[Dataset listings of figures]
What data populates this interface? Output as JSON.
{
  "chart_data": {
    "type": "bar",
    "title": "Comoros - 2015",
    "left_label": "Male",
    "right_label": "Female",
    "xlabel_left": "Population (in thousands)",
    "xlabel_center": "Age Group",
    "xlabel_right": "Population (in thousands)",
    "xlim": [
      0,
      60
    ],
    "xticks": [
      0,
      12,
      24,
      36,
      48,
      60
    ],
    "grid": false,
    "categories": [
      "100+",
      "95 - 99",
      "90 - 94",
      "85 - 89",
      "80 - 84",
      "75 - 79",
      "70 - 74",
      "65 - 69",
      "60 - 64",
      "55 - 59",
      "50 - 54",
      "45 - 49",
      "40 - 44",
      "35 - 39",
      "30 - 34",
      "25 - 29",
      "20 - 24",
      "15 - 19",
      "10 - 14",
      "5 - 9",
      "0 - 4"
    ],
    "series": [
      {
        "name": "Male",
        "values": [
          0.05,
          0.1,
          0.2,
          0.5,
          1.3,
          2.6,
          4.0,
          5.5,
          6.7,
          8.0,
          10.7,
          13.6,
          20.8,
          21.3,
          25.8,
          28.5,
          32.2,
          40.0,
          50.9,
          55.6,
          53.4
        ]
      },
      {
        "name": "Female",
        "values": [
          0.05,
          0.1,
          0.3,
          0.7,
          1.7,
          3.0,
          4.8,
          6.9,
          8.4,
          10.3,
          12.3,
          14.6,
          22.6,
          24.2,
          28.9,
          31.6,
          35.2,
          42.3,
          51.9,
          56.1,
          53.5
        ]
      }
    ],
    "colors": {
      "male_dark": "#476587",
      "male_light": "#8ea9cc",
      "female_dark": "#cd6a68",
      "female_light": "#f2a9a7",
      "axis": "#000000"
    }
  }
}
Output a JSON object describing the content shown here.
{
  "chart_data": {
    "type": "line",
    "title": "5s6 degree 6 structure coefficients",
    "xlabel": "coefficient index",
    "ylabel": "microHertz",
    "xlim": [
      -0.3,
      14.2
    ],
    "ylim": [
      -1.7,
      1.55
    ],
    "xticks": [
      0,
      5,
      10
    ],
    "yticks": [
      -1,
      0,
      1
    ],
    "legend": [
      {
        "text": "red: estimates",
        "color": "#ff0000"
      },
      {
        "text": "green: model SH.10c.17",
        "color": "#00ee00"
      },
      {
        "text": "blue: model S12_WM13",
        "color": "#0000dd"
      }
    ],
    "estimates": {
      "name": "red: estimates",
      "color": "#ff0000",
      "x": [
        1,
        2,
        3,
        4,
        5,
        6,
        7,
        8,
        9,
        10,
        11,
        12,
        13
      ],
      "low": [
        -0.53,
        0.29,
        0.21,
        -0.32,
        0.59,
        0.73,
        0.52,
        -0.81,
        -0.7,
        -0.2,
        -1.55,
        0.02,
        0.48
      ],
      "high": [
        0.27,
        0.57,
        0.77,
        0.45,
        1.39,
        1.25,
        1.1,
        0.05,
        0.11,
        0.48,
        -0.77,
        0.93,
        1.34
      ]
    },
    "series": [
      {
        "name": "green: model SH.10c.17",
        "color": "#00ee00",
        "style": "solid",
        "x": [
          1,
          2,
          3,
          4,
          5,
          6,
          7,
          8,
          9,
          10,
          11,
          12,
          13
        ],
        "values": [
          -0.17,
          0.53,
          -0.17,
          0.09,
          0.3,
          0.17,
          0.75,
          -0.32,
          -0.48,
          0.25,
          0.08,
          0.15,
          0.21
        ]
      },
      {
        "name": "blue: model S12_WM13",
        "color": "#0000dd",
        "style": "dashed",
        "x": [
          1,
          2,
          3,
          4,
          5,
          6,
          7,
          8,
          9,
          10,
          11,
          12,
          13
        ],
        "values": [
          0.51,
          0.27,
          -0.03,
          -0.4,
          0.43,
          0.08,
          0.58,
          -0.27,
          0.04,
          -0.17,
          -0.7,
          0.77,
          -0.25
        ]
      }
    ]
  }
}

§ **EXERCISE DIRECTIONS**
Search the listing for the word "thousands" and return each line that holds it.

§ **FINAL RESULT**
    "xlabel_left": "Population (in thousands)",
    "xlabel_right": "Population (in thousands)",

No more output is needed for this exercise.